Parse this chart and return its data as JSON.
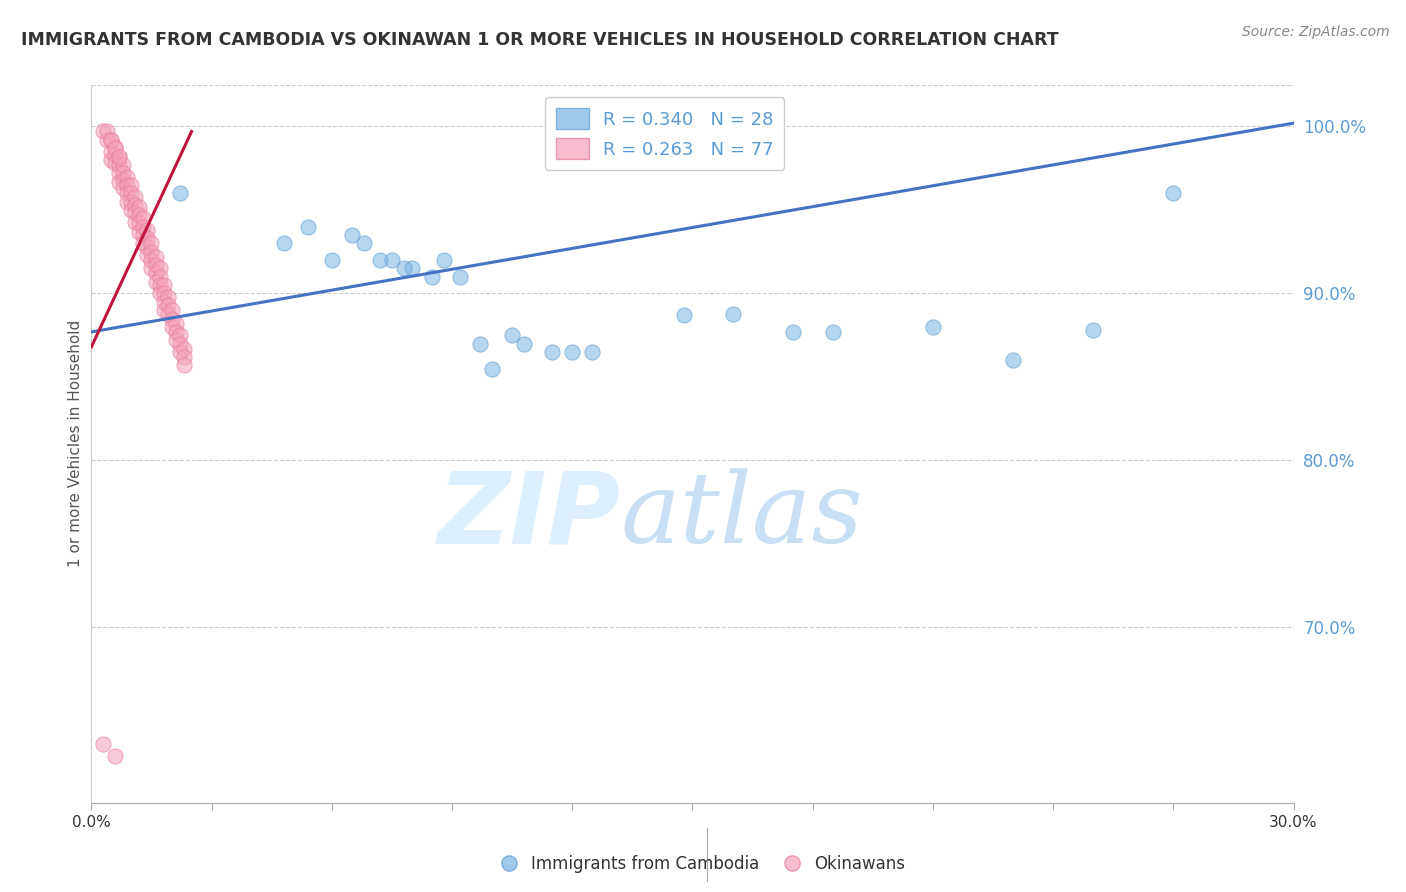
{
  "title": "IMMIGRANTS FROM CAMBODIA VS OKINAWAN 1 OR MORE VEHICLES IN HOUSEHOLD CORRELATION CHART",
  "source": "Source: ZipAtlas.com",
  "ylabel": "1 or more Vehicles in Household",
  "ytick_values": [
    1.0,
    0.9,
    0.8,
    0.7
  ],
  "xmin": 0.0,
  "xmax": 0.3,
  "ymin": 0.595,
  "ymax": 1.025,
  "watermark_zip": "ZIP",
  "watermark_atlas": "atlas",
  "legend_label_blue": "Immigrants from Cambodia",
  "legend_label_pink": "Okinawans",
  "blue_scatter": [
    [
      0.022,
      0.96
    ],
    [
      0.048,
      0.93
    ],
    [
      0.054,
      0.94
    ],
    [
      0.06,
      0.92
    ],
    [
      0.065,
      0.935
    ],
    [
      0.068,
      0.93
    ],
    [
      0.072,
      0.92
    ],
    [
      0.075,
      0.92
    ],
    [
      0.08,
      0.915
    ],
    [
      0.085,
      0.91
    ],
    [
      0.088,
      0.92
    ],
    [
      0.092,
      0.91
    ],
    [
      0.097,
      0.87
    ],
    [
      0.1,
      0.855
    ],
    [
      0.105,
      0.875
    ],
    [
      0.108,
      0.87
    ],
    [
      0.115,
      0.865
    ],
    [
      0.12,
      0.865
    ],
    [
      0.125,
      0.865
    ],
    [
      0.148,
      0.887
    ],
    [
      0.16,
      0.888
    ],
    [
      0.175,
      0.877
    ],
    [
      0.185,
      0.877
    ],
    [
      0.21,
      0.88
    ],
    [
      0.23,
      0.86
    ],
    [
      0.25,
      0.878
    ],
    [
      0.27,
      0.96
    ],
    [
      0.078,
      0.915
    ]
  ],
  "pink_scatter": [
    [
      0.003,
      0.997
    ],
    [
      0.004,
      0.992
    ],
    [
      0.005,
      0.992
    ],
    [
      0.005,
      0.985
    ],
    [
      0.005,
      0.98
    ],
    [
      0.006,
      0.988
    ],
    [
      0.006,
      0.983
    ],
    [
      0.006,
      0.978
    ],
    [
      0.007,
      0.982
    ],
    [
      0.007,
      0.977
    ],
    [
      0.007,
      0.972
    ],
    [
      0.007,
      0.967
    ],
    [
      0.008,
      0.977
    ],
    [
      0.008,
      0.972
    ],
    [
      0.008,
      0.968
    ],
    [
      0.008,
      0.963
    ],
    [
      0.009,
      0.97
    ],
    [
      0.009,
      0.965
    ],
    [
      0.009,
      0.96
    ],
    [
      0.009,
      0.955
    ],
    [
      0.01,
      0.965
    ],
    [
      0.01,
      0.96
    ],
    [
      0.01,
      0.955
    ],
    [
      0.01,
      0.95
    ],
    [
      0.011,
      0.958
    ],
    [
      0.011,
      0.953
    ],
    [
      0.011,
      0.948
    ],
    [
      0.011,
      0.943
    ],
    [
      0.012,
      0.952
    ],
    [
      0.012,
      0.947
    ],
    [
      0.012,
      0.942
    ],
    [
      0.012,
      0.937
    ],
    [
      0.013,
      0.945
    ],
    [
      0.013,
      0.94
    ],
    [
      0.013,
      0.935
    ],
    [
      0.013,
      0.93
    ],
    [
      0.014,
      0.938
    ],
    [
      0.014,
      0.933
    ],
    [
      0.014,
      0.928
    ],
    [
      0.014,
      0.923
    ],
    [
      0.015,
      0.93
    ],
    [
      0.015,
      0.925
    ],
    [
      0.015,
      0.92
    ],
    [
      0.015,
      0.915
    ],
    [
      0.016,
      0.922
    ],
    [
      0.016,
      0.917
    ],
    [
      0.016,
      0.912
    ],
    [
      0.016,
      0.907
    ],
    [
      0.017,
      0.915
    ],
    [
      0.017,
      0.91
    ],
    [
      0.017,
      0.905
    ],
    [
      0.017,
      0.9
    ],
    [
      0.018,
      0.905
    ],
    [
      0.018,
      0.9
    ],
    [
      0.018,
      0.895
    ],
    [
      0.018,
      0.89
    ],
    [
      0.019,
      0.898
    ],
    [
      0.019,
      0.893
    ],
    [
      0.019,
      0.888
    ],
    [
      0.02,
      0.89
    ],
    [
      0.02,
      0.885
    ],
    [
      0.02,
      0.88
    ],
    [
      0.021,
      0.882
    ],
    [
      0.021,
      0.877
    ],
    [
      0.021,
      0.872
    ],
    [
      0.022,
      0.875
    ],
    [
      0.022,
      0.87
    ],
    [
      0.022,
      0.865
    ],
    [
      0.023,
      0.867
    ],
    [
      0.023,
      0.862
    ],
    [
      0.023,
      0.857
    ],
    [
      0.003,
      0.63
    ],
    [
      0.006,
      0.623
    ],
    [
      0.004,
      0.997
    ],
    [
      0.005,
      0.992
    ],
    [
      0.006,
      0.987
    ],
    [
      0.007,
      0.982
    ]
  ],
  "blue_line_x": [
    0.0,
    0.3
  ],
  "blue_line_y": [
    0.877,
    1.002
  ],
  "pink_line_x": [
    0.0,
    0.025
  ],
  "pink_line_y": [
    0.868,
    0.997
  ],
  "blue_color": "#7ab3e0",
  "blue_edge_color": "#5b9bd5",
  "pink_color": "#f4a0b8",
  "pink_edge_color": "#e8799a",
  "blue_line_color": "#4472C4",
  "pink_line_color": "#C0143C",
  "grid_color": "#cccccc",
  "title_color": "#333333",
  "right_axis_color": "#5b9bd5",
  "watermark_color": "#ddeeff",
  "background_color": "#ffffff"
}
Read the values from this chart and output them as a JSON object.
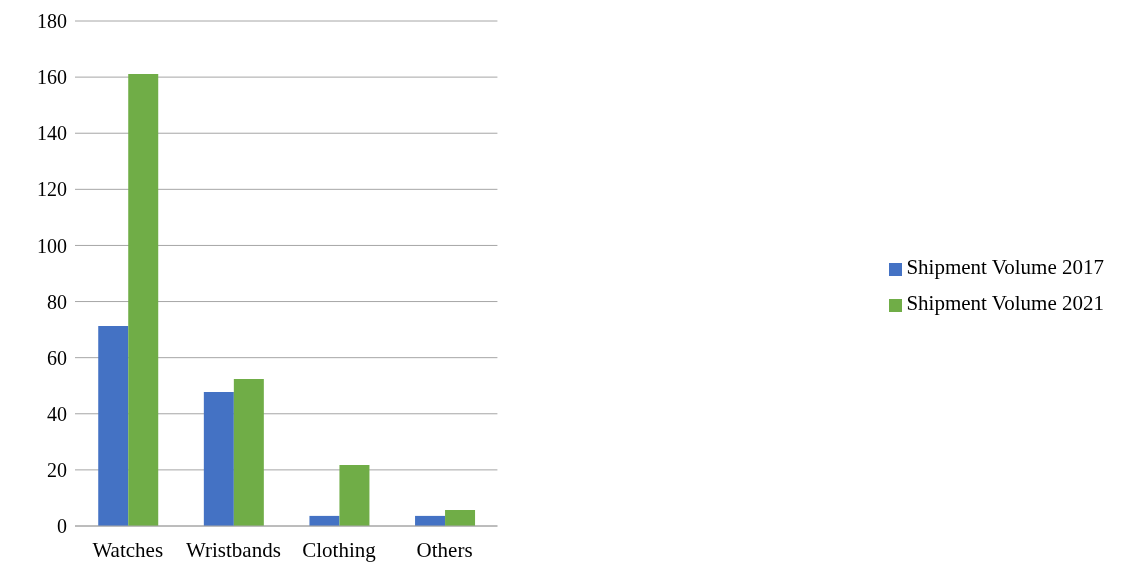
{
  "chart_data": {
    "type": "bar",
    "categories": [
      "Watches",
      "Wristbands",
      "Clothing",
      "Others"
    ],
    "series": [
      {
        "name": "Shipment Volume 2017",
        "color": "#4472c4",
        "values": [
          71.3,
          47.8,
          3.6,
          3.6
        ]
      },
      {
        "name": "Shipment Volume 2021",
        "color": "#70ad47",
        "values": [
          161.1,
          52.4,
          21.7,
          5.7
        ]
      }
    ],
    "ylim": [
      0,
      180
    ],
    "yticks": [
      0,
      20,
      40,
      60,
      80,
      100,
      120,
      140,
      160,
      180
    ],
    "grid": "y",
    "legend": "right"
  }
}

* **SHORT TASK**
Tally the lines of the listing in which the word "JSON" occurs, and state the total alone.

* **WRITTEN ANSWER**
2